> Provided information:
################
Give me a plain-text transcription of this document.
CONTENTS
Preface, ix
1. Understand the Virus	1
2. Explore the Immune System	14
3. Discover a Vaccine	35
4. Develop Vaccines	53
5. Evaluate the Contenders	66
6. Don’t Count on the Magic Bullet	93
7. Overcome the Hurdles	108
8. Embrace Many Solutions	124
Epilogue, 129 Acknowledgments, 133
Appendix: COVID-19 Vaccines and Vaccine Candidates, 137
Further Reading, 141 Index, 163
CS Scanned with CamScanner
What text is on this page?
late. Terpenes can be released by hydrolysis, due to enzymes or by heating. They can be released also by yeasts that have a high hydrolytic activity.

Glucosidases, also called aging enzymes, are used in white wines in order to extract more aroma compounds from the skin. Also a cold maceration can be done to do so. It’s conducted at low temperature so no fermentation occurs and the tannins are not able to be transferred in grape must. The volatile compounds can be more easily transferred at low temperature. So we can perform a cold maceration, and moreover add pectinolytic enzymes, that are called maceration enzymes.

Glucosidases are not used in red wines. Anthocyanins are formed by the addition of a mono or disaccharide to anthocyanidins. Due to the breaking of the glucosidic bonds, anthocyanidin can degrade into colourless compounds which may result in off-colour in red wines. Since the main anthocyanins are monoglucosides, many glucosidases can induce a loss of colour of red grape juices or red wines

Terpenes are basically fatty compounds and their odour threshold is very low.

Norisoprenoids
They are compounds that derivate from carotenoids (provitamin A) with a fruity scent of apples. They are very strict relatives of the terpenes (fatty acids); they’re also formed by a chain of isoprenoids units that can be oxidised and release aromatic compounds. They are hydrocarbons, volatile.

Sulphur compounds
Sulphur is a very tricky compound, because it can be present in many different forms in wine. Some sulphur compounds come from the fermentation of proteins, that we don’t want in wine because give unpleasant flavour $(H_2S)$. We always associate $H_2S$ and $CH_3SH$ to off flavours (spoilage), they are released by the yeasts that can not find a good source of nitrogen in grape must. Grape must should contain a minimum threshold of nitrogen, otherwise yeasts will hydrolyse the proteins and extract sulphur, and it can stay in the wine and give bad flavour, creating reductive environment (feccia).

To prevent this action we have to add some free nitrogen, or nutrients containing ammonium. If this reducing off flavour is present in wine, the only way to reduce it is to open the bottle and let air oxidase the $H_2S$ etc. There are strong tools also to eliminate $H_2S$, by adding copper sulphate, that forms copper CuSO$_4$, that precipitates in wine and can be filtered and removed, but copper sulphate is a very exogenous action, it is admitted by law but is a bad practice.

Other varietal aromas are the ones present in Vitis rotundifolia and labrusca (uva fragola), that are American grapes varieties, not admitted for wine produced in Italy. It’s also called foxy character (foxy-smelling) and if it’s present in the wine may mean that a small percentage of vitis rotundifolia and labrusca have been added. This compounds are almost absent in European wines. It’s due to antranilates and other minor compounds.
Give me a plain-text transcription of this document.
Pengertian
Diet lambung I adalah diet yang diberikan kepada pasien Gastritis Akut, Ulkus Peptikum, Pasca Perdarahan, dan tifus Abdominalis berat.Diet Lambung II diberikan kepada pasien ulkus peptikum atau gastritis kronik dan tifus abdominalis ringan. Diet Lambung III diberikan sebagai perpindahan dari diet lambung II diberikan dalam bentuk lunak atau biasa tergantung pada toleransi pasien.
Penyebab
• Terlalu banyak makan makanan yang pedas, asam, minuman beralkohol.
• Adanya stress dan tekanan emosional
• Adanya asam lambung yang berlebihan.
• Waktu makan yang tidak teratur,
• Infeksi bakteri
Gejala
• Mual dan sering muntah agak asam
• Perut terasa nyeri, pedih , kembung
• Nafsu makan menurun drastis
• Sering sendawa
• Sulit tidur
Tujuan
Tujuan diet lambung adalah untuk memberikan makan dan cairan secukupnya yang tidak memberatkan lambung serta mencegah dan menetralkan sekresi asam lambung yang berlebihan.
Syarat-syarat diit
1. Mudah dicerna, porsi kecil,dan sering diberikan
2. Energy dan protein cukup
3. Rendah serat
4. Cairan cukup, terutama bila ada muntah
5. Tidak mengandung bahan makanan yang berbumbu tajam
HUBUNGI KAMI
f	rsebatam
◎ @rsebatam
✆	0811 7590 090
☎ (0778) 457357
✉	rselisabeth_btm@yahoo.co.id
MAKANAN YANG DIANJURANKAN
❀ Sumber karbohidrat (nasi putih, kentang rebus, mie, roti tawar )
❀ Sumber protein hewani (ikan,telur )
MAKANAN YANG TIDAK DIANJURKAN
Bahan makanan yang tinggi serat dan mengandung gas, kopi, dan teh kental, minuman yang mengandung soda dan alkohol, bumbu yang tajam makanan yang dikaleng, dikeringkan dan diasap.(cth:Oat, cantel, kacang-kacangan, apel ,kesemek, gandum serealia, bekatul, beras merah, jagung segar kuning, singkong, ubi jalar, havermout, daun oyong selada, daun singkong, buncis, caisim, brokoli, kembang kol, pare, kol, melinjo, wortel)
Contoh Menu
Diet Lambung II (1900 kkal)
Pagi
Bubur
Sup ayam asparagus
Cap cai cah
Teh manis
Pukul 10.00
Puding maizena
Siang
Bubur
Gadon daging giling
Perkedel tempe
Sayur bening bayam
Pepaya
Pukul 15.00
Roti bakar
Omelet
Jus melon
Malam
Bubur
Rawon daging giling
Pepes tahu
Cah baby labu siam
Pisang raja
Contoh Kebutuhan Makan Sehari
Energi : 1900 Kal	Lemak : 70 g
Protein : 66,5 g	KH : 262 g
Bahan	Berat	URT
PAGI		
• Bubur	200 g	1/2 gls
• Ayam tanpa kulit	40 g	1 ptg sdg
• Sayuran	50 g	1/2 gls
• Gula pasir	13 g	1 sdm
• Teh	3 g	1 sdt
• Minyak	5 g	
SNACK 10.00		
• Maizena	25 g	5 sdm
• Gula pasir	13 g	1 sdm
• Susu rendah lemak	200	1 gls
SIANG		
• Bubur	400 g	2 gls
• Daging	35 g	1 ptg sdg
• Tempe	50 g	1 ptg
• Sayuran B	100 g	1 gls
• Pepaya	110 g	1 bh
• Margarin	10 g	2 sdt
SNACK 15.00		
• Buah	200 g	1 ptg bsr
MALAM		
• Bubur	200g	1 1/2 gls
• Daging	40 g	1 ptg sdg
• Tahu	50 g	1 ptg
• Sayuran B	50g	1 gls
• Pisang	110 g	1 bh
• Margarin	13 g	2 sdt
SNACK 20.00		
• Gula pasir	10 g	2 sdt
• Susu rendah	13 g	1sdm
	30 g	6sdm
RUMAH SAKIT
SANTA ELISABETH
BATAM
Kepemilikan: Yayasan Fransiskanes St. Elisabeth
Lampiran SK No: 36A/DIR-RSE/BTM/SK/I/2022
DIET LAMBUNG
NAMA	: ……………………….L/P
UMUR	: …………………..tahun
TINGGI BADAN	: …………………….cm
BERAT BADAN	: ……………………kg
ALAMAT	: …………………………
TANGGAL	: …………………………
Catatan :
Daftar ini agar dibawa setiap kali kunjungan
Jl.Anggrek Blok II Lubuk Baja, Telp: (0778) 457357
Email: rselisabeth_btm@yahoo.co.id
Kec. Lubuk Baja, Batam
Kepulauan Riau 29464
################
> What is expected: Your answer must be every line from the listing above that holds the string "muntah".

> Answer box:
• Mual dan sering muntah agak asam
4. Cairan cukup, terutama bila ada muntah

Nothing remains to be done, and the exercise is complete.